WHAT YOU SHOULD DO: Give the number of lines below that contain the word "arrived", and nothing else.

PROVIDED DATA:
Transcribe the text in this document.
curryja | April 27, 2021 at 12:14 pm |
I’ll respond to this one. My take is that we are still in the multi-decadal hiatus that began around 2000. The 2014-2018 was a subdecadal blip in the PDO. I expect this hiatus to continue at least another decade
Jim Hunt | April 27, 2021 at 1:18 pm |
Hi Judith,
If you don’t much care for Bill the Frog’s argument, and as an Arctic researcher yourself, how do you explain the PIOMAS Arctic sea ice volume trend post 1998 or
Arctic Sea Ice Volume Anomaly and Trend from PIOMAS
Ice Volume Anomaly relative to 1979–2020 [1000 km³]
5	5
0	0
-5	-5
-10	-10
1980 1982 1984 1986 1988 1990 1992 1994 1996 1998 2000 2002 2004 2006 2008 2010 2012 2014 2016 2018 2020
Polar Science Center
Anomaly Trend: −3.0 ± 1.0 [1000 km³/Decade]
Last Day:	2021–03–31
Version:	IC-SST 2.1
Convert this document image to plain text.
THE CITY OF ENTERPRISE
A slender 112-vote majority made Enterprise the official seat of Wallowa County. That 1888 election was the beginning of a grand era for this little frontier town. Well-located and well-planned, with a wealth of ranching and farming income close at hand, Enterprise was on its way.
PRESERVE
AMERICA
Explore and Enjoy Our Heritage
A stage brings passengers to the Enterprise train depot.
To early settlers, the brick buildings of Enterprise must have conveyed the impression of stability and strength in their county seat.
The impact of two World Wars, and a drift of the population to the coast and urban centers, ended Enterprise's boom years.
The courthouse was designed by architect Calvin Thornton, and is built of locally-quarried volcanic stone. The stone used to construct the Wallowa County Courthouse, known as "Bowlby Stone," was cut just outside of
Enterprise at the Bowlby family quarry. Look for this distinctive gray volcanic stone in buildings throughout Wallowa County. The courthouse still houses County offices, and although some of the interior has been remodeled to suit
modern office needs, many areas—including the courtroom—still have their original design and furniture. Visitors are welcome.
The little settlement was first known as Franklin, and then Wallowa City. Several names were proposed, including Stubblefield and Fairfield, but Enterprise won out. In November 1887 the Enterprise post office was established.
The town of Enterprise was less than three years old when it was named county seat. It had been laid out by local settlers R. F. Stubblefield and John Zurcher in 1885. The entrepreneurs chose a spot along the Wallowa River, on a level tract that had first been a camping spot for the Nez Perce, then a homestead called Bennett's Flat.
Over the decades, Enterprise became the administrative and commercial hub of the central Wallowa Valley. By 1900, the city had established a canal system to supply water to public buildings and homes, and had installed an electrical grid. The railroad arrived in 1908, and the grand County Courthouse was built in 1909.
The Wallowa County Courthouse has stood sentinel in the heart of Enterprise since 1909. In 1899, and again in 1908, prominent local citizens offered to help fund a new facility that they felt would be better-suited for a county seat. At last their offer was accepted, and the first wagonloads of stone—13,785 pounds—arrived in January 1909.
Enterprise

EXERCISE RESULT: 2